* Start *

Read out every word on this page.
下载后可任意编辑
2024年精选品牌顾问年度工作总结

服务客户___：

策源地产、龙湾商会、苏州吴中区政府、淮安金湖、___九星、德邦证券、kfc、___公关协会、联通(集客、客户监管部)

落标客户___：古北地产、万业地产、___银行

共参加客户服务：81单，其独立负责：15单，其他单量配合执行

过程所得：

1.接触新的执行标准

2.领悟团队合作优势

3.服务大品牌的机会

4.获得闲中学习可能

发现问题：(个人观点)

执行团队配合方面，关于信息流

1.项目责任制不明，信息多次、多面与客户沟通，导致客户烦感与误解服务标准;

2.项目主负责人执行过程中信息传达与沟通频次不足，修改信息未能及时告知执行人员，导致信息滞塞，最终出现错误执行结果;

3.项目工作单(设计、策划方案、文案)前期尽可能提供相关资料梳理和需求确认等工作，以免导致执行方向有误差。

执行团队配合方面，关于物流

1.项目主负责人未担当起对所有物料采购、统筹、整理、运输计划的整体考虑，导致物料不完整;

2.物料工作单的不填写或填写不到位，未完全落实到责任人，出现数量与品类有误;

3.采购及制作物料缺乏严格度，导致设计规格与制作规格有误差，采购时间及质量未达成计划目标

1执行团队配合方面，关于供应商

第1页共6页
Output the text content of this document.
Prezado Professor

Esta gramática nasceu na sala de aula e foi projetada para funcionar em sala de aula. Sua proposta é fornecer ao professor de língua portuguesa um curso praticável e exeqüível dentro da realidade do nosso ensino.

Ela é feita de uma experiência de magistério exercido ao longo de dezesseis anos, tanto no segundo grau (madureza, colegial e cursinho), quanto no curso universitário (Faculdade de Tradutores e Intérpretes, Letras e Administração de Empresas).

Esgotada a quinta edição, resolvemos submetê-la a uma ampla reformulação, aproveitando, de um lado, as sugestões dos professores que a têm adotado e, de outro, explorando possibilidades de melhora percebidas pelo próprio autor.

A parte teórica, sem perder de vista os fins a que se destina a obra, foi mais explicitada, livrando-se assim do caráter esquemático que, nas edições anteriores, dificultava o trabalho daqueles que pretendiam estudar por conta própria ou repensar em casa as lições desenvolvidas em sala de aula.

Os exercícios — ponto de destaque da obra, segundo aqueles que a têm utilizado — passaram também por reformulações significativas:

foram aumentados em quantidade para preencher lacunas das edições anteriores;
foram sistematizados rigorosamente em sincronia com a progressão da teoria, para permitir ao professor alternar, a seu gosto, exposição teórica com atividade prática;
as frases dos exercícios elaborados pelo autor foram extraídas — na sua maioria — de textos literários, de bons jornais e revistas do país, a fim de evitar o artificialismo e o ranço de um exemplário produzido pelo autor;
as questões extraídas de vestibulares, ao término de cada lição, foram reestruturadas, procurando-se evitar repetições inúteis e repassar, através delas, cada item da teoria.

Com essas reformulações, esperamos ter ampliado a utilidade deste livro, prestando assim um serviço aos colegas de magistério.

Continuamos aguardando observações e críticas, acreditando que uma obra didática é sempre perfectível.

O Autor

* End *

Identify which lines contain the word "obra" and copy each one.

A parte teórica, sem perder de vista os fins a que se destina a obra, foi mais explicitada, livrando-se assim do caráter esquemático que, nas edições anteriores, dificultava o trabalho daqueles que pretendiam estudar por conta própria ou repensar em casa as lições desenvolvidas em sala de aula.
Os exercícios — ponto de destaque da obra, segundo aqueles que a têm utilizado — passaram também por reformulações significativas:
Continuamos aguardando observações e críticas, acreditando que uma obra didática é sempre perfectível.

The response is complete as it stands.